▸ STATED EXERCISE:
Could you copy exactly the lines from the one containing "What data populates" through the last line of the records below, leaving out any pictures?

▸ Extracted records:
++++++
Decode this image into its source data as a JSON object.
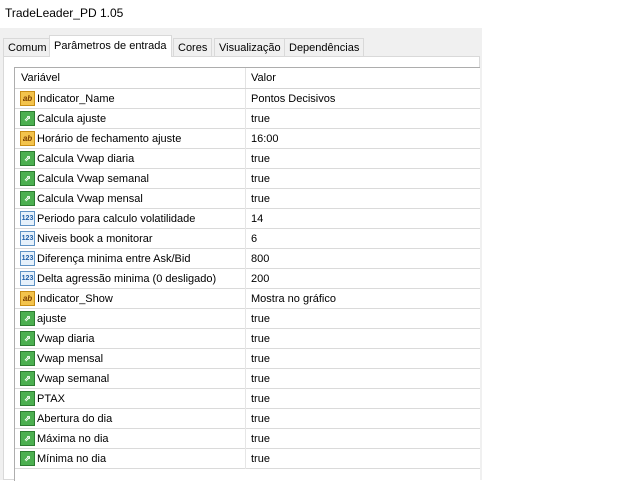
{
  "window": {
    "title": "TradeLeader_PD 1.05"
  },
  "tabs": [
    {
      "label": "Comum"
    },
    {
      "label": "Parâmetros de entrada"
    },
    {
      "label": "Cores"
    },
    {
      "label": "Visualização"
    },
    {
      "label": "Dependências"
    }
  ],
  "grid": {
    "header": {
      "variable": "Variável",
      "value": "Valor"
    },
    "rows": [
      {
        "icon": "text-param-icon",
        "name": "Indicator_Name",
        "value": "Pontos Decisivos"
      },
      {
        "icon": "bool-param-icon",
        "name": "Calcula ajuste",
        "value": "true"
      },
      {
        "icon": "text-param-icon",
        "name": "Horário de fechamento ajuste",
        "value": "16:00"
      },
      {
        "icon": "bool-param-icon",
        "name": "Calcula Vwap diaria",
        "value": "true"
      },
      {
        "icon": "bool-param-icon",
        "name": "Calcula Vwap semanal",
        "value": "true"
      },
      {
        "icon": "bool-param-icon",
        "name": "Calcula Vwap mensal",
        "value": "true"
      },
      {
        "icon": "number-param-icon",
        "name": "Periodo para calculo volatilidade",
        "value": "14"
      },
      {
        "icon": "number-param-icon",
        "name": "Niveis book a monitorar",
        "value": "6"
      },
      {
        "icon": "number-param-icon",
        "name": "Diferença minima entre Ask/Bid",
        "value": "800"
      },
      {
        "icon": "number-param-icon",
        "name": "Delta agressão minima (0 desligado)",
        "value": "200"
      },
      {
        "icon": "text-param-icon",
        "name": "Indicator_Show",
        "value": "Mostra no gráfico"
      },
      {
        "icon": "bool-param-icon",
        "name": "ajuste",
        "value": "true"
      },
      {
        "icon": "bool-param-icon",
        "name": "Vwap diaria",
        "value": "true"
      },
      {
        "icon": "bool-param-icon",
        "name": "Vwap mensal",
        "value": "true"
      },
      {
        "icon": "bool-param-icon",
        "name": "Vwap semanal",
        "value": "true"
      },
      {
        "icon": "bool-param-icon",
        "name": "PTAX",
        "value": "true"
      },
      {
        "icon": "bool-param-icon",
        "name": "Abertura do dia",
        "value": "true"
      },
      {
        "icon": "bool-param-icon",
        "name": "Máxima no dia",
        "value": "true"
      },
      {
        "icon": "bool-param-icon",
        "name": "Mínima no dia",
        "value": "true"
      }
    ]
  }
}
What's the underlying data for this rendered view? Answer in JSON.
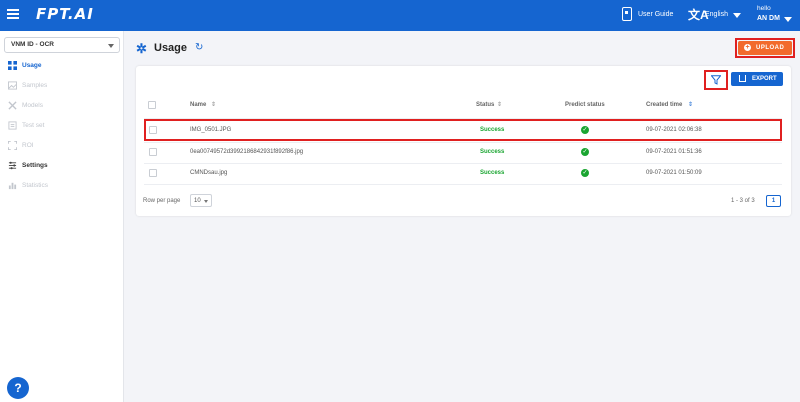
{
  "topbar": {
    "logo": "FPT.AI",
    "user_guide": "User Guide",
    "language": "English",
    "greeting": "hello",
    "user_name": "AN DM",
    "icons": [
      "menu-icon",
      "book-icon",
      "translate-icon",
      "chevron-down-icon"
    ]
  },
  "sidebar": {
    "project": "VNM ID - OCR",
    "items": [
      {
        "label": "Usage",
        "icon": "grid-icon",
        "state": "active"
      },
      {
        "label": "Samples",
        "icon": "image-icon",
        "state": "disabled"
      },
      {
        "label": "Models",
        "icon": "model-icon",
        "state": "disabled"
      },
      {
        "label": "Test set",
        "icon": "testset-icon",
        "state": "disabled"
      },
      {
        "label": "ROI",
        "icon": "roi-icon",
        "state": "disabled"
      },
      {
        "label": "Settings",
        "icon": "gear-icon",
        "state": "normal"
      },
      {
        "label": "Statistics",
        "icon": "chart-icon",
        "state": "disabled"
      }
    ],
    "help_label": "?"
  },
  "main": {
    "title": "Usage",
    "upload_label": "UPLOAD",
    "export_label": "EXPORT",
    "columns": {
      "name": "Name",
      "status": "Status",
      "predict_status": "Predict status",
      "created_time": "Created time"
    },
    "rows": [
      {
        "name": "IMG_0501.JPG",
        "status": "Success",
        "created": "09-07-2021 02:06:38"
      },
      {
        "name": "0ea00749572d3992186842931f892f86.jpg",
        "status": "Success",
        "created": "09-07-2021 01:51:36"
      },
      {
        "name": "CMNDsau.jpg",
        "status": "Success",
        "created": "09-07-2021 01:50:09"
      }
    ],
    "pagination": {
      "rows_per_page_label": "Row per page",
      "rows_per_page": "10",
      "range": "1 - 3 of 3",
      "page": "1"
    }
  },
  "colors": {
    "primary": "#1565d0",
    "upload": "#f26a2c",
    "success": "#1aa531",
    "highlight": "#e02020"
  }
}
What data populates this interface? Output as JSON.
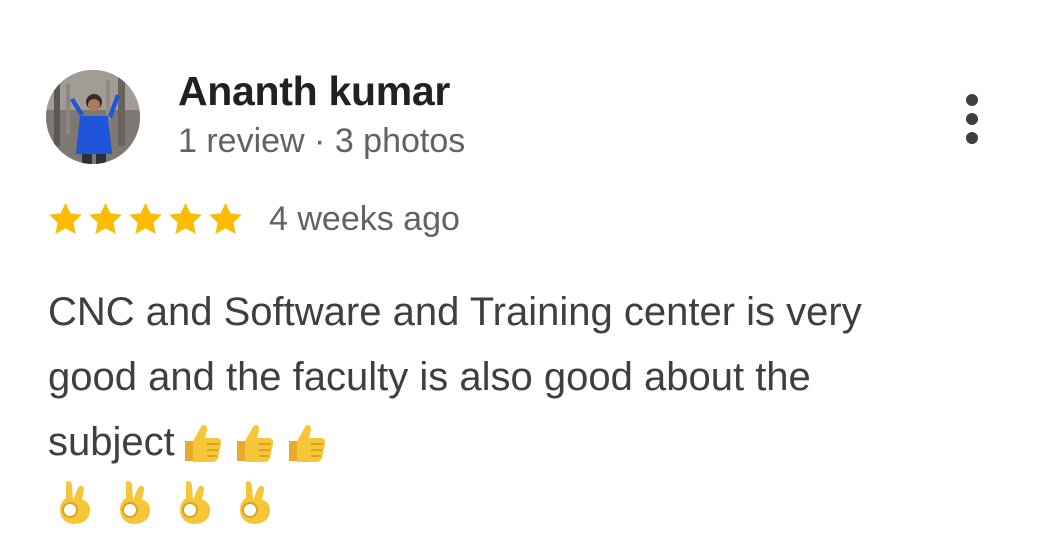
{
  "review": {
    "author_name": "Ananth kumar",
    "author_meta": "1 review · 3 photos",
    "rating": 5,
    "rating_max": 5,
    "time_ago": "4 weeks ago",
    "text_line1": "CNC and Software and Training center is very",
    "text_line2": "good and the faculty is also good about the",
    "text_line3": "subject",
    "thumbs_up_count": 3,
    "ok_hand_count": 4
  },
  "icons": {
    "avatar": "user-photo",
    "more": "more-vert-icon",
    "star": "star-icon",
    "thumbs_up": "thumbs-up-emoji",
    "ok_hand": "ok-hand-emoji"
  },
  "colors": {
    "star": "#FBBC04",
    "name": "#202124",
    "secondary": "#5f6368",
    "body_text": "#3c4043",
    "emoji": "#F6C63A"
  }
}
++++++
▸ OUTPUT OF THE EXERCISE:
What data populates this interface? Output as JSON.
{
  "review": {
    "author_name": "Ananth kumar",
    "author_meta": "1 review · 3 photos",
    "rating": 5,
    "rating_max": 5,
    "time_ago": "4 weeks ago",
    "text_line1": "CNC and Software and Training center is very",
    "text_line2": "good and the faculty is also good about the",
    "text_line3": "subject",
    "thumbs_up_count": 3,
    "ok_hand_count": 4
  },
  "icons": {
    "avatar": "user-photo",
    "more": "more-vert-icon",
    "star": "star-icon",
    "thumbs_up": "thumbs-up-emoji",
    "ok_hand": "ok-hand-emoji"
  },
  "colors": {
    "star": "#FBBC04",
    "name": "#202124",
    "secondary": "#5f6368",
    "body_text": "#3c4043",
    "emoji": "#F6C63A"
  }
}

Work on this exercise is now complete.